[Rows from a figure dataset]
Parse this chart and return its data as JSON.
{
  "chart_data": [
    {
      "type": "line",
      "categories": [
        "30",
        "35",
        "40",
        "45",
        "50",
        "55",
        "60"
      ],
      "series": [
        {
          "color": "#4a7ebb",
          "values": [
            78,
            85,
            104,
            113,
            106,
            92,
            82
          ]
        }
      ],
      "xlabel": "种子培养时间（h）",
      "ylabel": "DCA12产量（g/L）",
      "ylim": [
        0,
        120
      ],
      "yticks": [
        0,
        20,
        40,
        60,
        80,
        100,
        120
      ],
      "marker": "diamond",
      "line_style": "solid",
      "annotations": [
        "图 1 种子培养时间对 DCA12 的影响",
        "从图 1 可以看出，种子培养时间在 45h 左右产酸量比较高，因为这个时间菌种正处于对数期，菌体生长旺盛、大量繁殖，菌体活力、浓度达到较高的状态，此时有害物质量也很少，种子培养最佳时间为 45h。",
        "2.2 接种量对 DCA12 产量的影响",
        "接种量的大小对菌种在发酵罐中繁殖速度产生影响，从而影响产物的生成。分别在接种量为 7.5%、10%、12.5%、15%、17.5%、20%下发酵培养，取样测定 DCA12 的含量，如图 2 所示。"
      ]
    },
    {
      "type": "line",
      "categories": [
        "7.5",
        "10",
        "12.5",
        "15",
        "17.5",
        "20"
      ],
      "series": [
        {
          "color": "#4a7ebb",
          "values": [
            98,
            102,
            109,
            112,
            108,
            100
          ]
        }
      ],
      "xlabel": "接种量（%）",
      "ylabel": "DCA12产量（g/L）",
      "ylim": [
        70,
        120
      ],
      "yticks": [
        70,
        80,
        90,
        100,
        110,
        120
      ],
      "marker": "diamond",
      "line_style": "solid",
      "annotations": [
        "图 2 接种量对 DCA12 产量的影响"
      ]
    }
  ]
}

Exercise instructions »
Copy out the full set of records precisely, leaving nothing out.

Response to this exercise »
Parse this chart and return its data as JSON.
{
  "chart_data": [
    {
      "type": "line",
      "categories": [
        "30",
        "35",
        "40",
        "45",
        "50",
        "55",
        "60"
      ],
      "series": [
        {
          "color": "#4a7ebb",
          "values": [
            78,
            85,
            104,
            113,
            106,
            92,
            82
          ]
        }
      ],
      "xlabel": "种子培养时间（h）",
      "ylabel": "DCA12产量（g/L）",
      "ylim": [
        0,
        120
      ],
      "yticks": [
        0,
        20,
        40,
        60,
        80,
        100,
        120
      ],
      "marker": "diamond",
      "line_style": "solid",
      "annotations": [
        "图 1 种子培养时间对 DCA12 的影响",
        "从图 1 可以看出，种子培养时间在 45h 左右产酸量比较高，因为这个时间菌种正处于对数期，菌体生长旺盛、大量繁殖，菌体活力、浓度达到较高的状态，此时有害物质量也很少，种子培养最佳时间为 45h。",
        "2.2 接种量对 DCA12 产量的影响",
        "接种量的大小对菌种在发酵罐中繁殖速度产生影响，从而影响产物的生成。分别在接种量为 7.5%、10%、12.5%、15%、17.5%、20%下发酵培养，取样测定 DCA12 的含量，如图 2 所示。"
      ]
    },
    {
      "type": "line",
      "categories": [
        "7.5",
        "10",
        "12.5",
        "15",
        "17.5",
        "20"
      ],
      "series": [
        {
          "color": "#4a7ebb",
          "values": [
            98,
            102,
            109,
            112,
            108,
            100
          ]
        }
      ],
      "xlabel": "接种量（%）",
      "ylabel": "DCA12产量（g/L）",
      "ylim": [
        70,
        120
      ],
      "yticks": [
        70,
        80,
        90,
        100,
        110,
        120
      ],
      "marker": "diamond",
      "line_style": "solid",
      "annotations": [
        "图 2 接种量对 DCA12 产量的影响"
      ]
    }
  ]
}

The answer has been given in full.